--- start Exercise material ---
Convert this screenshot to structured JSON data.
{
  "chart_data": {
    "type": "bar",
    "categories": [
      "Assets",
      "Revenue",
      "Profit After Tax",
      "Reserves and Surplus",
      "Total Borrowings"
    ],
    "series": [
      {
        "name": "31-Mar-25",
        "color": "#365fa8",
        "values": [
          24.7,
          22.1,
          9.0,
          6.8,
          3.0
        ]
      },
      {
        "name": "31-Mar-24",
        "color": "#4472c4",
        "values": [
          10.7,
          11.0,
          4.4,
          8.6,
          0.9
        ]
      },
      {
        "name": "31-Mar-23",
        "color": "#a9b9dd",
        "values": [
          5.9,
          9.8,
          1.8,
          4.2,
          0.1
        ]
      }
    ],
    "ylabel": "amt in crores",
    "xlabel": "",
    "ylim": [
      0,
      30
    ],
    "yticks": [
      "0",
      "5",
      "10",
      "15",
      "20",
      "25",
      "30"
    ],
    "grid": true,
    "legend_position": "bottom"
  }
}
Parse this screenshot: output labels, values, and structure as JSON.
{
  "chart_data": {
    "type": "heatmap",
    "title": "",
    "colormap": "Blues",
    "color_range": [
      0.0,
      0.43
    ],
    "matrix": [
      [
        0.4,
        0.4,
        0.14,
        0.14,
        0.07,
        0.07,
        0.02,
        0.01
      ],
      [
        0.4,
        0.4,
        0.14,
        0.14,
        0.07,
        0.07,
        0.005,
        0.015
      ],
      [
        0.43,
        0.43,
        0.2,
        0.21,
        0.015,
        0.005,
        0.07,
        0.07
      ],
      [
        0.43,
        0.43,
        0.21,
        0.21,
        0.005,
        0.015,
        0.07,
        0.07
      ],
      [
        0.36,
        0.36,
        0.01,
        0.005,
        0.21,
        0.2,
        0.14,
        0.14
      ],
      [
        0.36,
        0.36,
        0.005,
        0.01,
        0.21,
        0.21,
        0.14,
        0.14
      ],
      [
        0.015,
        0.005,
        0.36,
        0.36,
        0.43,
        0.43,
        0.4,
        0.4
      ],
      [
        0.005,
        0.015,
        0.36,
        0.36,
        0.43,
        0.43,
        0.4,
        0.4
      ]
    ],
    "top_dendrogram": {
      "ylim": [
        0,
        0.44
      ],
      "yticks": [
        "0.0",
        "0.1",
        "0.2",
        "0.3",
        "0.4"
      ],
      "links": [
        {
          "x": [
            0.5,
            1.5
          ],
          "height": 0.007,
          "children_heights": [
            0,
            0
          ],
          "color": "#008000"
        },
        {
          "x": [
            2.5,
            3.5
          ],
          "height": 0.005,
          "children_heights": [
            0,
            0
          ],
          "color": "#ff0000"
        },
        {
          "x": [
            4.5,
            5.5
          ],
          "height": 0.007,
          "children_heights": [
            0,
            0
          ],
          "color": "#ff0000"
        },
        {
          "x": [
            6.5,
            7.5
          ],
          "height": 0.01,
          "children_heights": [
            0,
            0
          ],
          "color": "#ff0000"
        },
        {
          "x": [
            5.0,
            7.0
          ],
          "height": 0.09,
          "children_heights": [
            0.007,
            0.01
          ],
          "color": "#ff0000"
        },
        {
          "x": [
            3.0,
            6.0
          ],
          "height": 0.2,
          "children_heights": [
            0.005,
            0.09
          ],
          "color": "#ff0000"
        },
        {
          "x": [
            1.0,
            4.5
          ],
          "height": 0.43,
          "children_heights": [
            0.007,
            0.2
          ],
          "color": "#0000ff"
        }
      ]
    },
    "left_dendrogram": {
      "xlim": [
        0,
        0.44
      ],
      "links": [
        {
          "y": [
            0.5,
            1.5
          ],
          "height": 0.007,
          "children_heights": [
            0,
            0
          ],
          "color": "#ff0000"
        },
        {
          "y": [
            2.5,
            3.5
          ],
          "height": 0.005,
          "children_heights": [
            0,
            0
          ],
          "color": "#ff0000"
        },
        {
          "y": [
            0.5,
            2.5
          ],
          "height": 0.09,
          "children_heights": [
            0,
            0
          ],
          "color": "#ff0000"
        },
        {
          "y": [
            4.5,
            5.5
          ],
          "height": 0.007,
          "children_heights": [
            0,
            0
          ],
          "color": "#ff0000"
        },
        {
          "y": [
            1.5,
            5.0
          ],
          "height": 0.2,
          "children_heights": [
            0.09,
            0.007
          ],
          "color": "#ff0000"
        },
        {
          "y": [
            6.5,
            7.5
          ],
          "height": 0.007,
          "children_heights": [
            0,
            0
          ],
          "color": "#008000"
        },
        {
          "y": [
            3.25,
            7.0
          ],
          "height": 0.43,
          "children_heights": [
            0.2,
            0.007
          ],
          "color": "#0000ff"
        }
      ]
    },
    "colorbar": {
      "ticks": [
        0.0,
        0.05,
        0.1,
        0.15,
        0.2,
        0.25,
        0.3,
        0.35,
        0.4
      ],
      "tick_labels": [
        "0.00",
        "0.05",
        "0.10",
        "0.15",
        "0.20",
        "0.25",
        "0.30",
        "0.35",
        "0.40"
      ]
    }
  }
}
--- end Exercise material ---
(Exercise directions) Each of the records should be retyped exactly.

(Exercise solution)
Convert this screenshot to structured JSON data.
{
  "chart_data": {
    "type": "bar",
    "categories": [
      "Assets",
      "Revenue",
      "Profit After Tax",
      "Reserves and Surplus",
      "Total Borrowings"
    ],
    "series": [
      {
        "name": "31-Mar-25",
        "color": "#365fa8",
        "values": [
          24.7,
          22.1,
          9.0,
          6.8,
          3.0
        ]
      },
      {
        "name": "31-Mar-24",
        "color": "#4472c4",
        "values": [
          10.7,
          11.0,
          4.4,
          8.6,
          0.9
        ]
      },
      {
        "name": "31-Mar-23",
        "color": "#a9b9dd",
        "values": [
          5.9,
          9.8,
          1.8,
          4.2,
          0.1
        ]
      }
    ],
    "ylabel": "amt in crores",
    "xlabel": "",
    "ylim": [
      0,
      30
    ],
    "yticks": [
      "0",
      "5",
      "10",
      "15",
      "20",
      "25",
      "30"
    ],
    "grid": true,
    "legend_position": "bottom"
  }
}
Parse this screenshot: output labels, values, and structure as JSON.
{
  "chart_data": {
    "type": "heatmap",
    "title": "",
    "colormap": "Blues",
    "color_range": [
      0.0,
      0.43
    ],
    "matrix": [
      [
        0.4,
        0.4,
        0.14,
        0.14,
        0.07,
        0.07,
        0.02,
        0.01
      ],
      [
        0.4,
        0.4,
        0.14,
        0.14,
        0.07,
        0.07,
        0.005,
        0.015
      ],
      [
        0.43,
        0.43,
        0.2,
        0.21,
        0.015,
        0.005,
        0.07,
        0.07
      ],
      [
        0.43,
        0.43,
        0.21,
        0.21,
        0.005,
        0.015,
        0.07,
        0.07
      ],
      [
        0.36,
        0.36,
        0.01,
        0.005,
        0.21,
        0.2,
        0.14,
        0.14
      ],
      [
        0.36,
        0.36,
        0.005,
        0.01,
        0.21,
        0.21,
        0.14,
        0.14
      ],
      [
        0.015,
        0.005,
        0.36,
        0.36,
        0.43,
        0.43,
        0.4,
        0.4
      ],
      [
        0.005,
        0.015,
        0.36,
        0.36,
        0.43,
        0.43,
        0.4,
        0.4
      ]
    ],
    "top_dendrogram": {
      "ylim": [
        0,
        0.44
      ],
      "yticks": [
        "0.0",
        "0.1",
        "0.2",
        "0.3",
        "0.4"
      ],
      "links": [
        {
          "x": [
            0.5,
            1.5
          ],
          "height": 0.007,
          "children_heights": [
            0,
            0
          ],
          "color": "#008000"
        },
        {
          "x": [
            2.5,
            3.5
          ],
          "height": 0.005,
          "children_heights": [
            0,
            0
          ],
          "color": "#ff0000"
        },
        {
          "x": [
            4.5,
            5.5
          ],
          "height": 0.007,
          "children_heights": [
            0,
            0
          ],
          "color": "#ff0000"
        },
        {
          "x": [
            6.5,
            7.5
          ],
          "height": 0.01,
          "children_heights": [
            0,
            0
          ],
          "color": "#ff0000"
        },
        {
          "x": [
            5.0,
            7.0
          ],
          "height": 0.09,
          "children_heights": [
            0.007,
            0.01
          ],
          "color": "#ff0000"
        },
        {
          "x": [
            3.0,
            6.0
          ],
          "height": 0.2,
          "children_heights": [
            0.005,
            0.09
          ],
          "color": "#ff0000"
        },
        {
          "x": [
            1.0,
            4.5
          ],
          "height": 0.43,
          "children_heights": [
            0.007,
            0.2
          ],
          "color": "#0000ff"
        }
      ]
    },
    "left_dendrogram": {
      "xlim": [
        0,
        0.44
      ],
      "links": [
        {
          "y": [
            0.5,
            1.5
          ],
          "height": 0.007,
          "children_heights": [
            0,
            0
          ],
          "color": "#ff0000"
        },
        {
          "y": [
            2.5,
            3.5
          ],
          "height": 0.005,
          "children_heights": [
            0,
            0
          ],
          "color": "#ff0000"
        },
        {
          "y": [
            0.5,
            2.5
          ],
          "height": 0.09,
          "children_heights": [
            0,
            0
          ],
          "color": "#ff0000"
        },
        {
          "y": [
            4.5,
            5.5
          ],
          "height": 0.007,
          "children_heights": [
            0,
            0
          ],
          "color": "#ff0000"
        },
        {
          "y": [
            1.5,
            5.0
          ],
          "height": 0.2,
          "children_heights": [
            0.09,
            0.007
          ],
          "color": "#ff0000"
        },
        {
          "y": [
            6.5,
            7.5
          ],
          "height": 0.007,
          "children_heights": [
            0,
            0
          ],
          "color": "#008000"
        },
        {
          "y": [
            3.25,
            7.0
          ],
          "height": 0.43,
          "children_heights": [
            0.2,
            0.007
          ],
          "color": "#0000ff"
        }
      ]
    },
    "colorbar": {
      "ticks": [
        0.0,
        0.05,
        0.1,
        0.15,
        0.2,
        0.25,
        0.3,
        0.35,
        0.4
      ],
      "tick_labels": [
        "0.00",
        "0.05",
        "0.10",
        "0.15",
        "0.20",
        "0.25",
        "0.30",
        "0.35",
        "0.40"
      ]
    }
  }
}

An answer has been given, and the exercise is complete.